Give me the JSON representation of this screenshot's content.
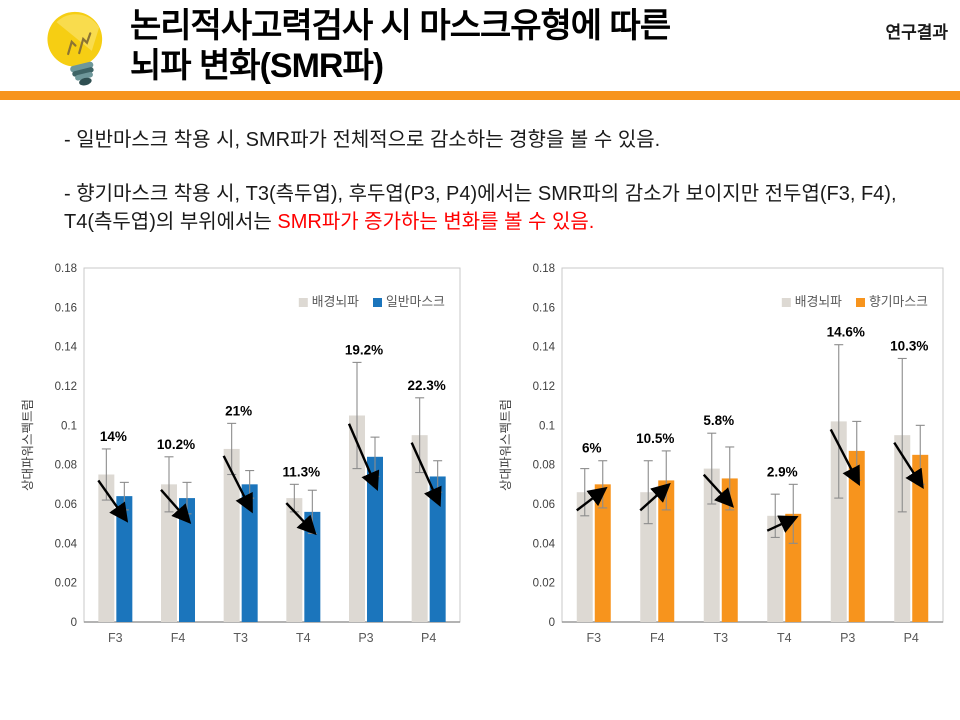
{
  "header": {
    "title_line1": "논리적사고력검사 시 마스크유형에 따른",
    "title_line2": "뇌파 변화(SMR파)",
    "corner_label": "연구결과"
  },
  "notes": {
    "para1": "- 일반마스크 착용 시, SMR파가 전체적으로 감소하는 경향을 볼 수 있음.",
    "para2_black": "- 향기마스크 착용 시, T3(측두엽), 후두엽(P3, P4)에서는 SMR파의 감소가 보이지만 전두엽(F3, F4), T4(측두엽)의 부위에서는 ",
    "para2_red": "SMR파가 증가하는 변화를 볼 수 있음."
  },
  "colors": {
    "accent_orange": "#F7941D",
    "bar_gray": "#DDD9D3",
    "bar_blue": "#1B75BC",
    "bar_orange": "#F7941D",
    "error_bar": "#8C8C8C",
    "red_text": "#FF0000"
  },
  "chart_data": [
    {
      "type": "bar",
      "title": "",
      "xlabel": "",
      "ylabel": "상대파워스펙트럼",
      "categories": [
        "F3",
        "F4",
        "T3",
        "T4",
        "P3",
        "P4"
      ],
      "ylim": [
        0,
        0.18
      ],
      "ytick_step": 0.02,
      "grid": false,
      "legend_position": "top-right",
      "series": [
        {
          "name": "배경뇌파",
          "color": "#DDD9D3",
          "values": [
            0.075,
            0.07,
            0.088,
            0.063,
            0.105,
            0.095
          ],
          "errors": [
            0.013,
            0.014,
            0.013,
            0.007,
            0.027,
            0.019
          ]
        },
        {
          "name": "일반마스크",
          "color": "#1B75BC",
          "values": [
            0.064,
            0.063,
            0.07,
            0.056,
            0.084,
            0.074
          ],
          "errors": [
            0.007,
            0.008,
            0.007,
            0.011,
            0.01,
            0.008
          ]
        }
      ],
      "change_labels": [
        "14%",
        "10.2%",
        "21%",
        "11.3%",
        "19.2%",
        "22.3%"
      ],
      "change_directions": [
        "down",
        "down",
        "down",
        "down",
        "down",
        "down"
      ]
    },
    {
      "type": "bar",
      "title": "",
      "xlabel": "",
      "ylabel": "상대파워스펙트럼",
      "categories": [
        "F3",
        "F4",
        "T3",
        "T4",
        "P3",
        "P4"
      ],
      "ylim": [
        0,
        0.18
      ],
      "ytick_step": 0.02,
      "grid": false,
      "legend_position": "top-right",
      "series": [
        {
          "name": "배경뇌파",
          "color": "#DDD9D3",
          "values": [
            0.066,
            0.066,
            0.078,
            0.054,
            0.102,
            0.095
          ],
          "errors": [
            0.012,
            0.016,
            0.018,
            0.011,
            0.039,
            0.039
          ]
        },
        {
          "name": "향기마스크",
          "color": "#F7941D",
          "values": [
            0.07,
            0.072,
            0.073,
            0.055,
            0.087,
            0.085
          ],
          "errors": [
            0.012,
            0.015,
            0.016,
            0.015,
            0.015,
            0.015
          ]
        }
      ],
      "change_labels": [
        "6%",
        "10.5%",
        "5.8%",
        "2.9%",
        "14.6%",
        "10.3%"
      ],
      "change_directions": [
        "up",
        "up",
        "down",
        "up",
        "down",
        "down"
      ]
    }
  ]
}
______________________________
- WHAT THE TASK REQUIRES -
All preceding records should be duplicated verbatim, images excepted.

- ANSWER TO THE TASK -
Give me the JSON representation of this screenshot's content.
{
  "header": {
    "title_line1": "논리적사고력검사 시 마스크유형에 따른",
    "title_line2": "뇌파 변화(SMR파)",
    "corner_label": "연구결과"
  },
  "notes": {
    "para1": "- 일반마스크 착용 시, SMR파가 전체적으로 감소하는 경향을 볼 수 있음.",
    "para2_black": "- 향기마스크 착용 시, T3(측두엽), 후두엽(P3, P4)에서는 SMR파의 감소가 보이지만 전두엽(F3, F4), T4(측두엽)의 부위에서는 ",
    "para2_red": "SMR파가 증가하는 변화를 볼 수 있음."
  },
  "colors": {
    "accent_orange": "#F7941D",
    "bar_gray": "#DDD9D3",
    "bar_blue": "#1B75BC",
    "bar_orange": "#F7941D",
    "error_bar": "#8C8C8C",
    "red_text": "#FF0000"
  },
  "chart_data": [
    {
      "type": "bar",
      "title": "",
      "xlabel": "",
      "ylabel": "상대파워스펙트럼",
      "categories": [
        "F3",
        "F4",
        "T3",
        "T4",
        "P3",
        "P4"
      ],
      "ylim": [
        0,
        0.18
      ],
      "ytick_step": 0.02,
      "grid": false,
      "legend_position": "top-right",
      "series": [
        {
          "name": "배경뇌파",
          "color": "#DDD9D3",
          "values": [
            0.075,
            0.07,
            0.088,
            0.063,
            0.105,
            0.095
          ],
          "errors": [
            0.013,
            0.014,
            0.013,
            0.007,
            0.027,
            0.019
          ]
        },
        {
          "name": "일반마스크",
          "color": "#1B75BC",
          "values": [
            0.064,
            0.063,
            0.07,
            0.056,
            0.084,
            0.074
          ],
          "errors": [
            0.007,
            0.008,
            0.007,
            0.011,
            0.01,
            0.008
          ]
        }
      ],
      "change_labels": [
        "14%",
        "10.2%",
        "21%",
        "11.3%",
        "19.2%",
        "22.3%"
      ],
      "change_directions": [
        "down",
        "down",
        "down",
        "down",
        "down",
        "down"
      ]
    },
    {
      "type": "bar",
      "title": "",
      "xlabel": "",
      "ylabel": "상대파워스펙트럼",
      "categories": [
        "F3",
        "F4",
        "T3",
        "T4",
        "P3",
        "P4"
      ],
      "ylim": [
        0,
        0.18
      ],
      "ytick_step": 0.02,
      "grid": false,
      "legend_position": "top-right",
      "series": [
        {
          "name": "배경뇌파",
          "color": "#DDD9D3",
          "values": [
            0.066,
            0.066,
            0.078,
            0.054,
            0.102,
            0.095
          ],
          "errors": [
            0.012,
            0.016,
            0.018,
            0.011,
            0.039,
            0.039
          ]
        },
        {
          "name": "향기마스크",
          "color": "#F7941D",
          "values": [
            0.07,
            0.072,
            0.073,
            0.055,
            0.087,
            0.085
          ],
          "errors": [
            0.012,
            0.015,
            0.016,
            0.015,
            0.015,
            0.015
          ]
        }
      ],
      "change_labels": [
        "6%",
        "10.5%",
        "5.8%",
        "2.9%",
        "14.6%",
        "10.3%"
      ],
      "change_directions": [
        "up",
        "up",
        "down",
        "up",
        "down",
        "down"
      ]
    }
  ]
}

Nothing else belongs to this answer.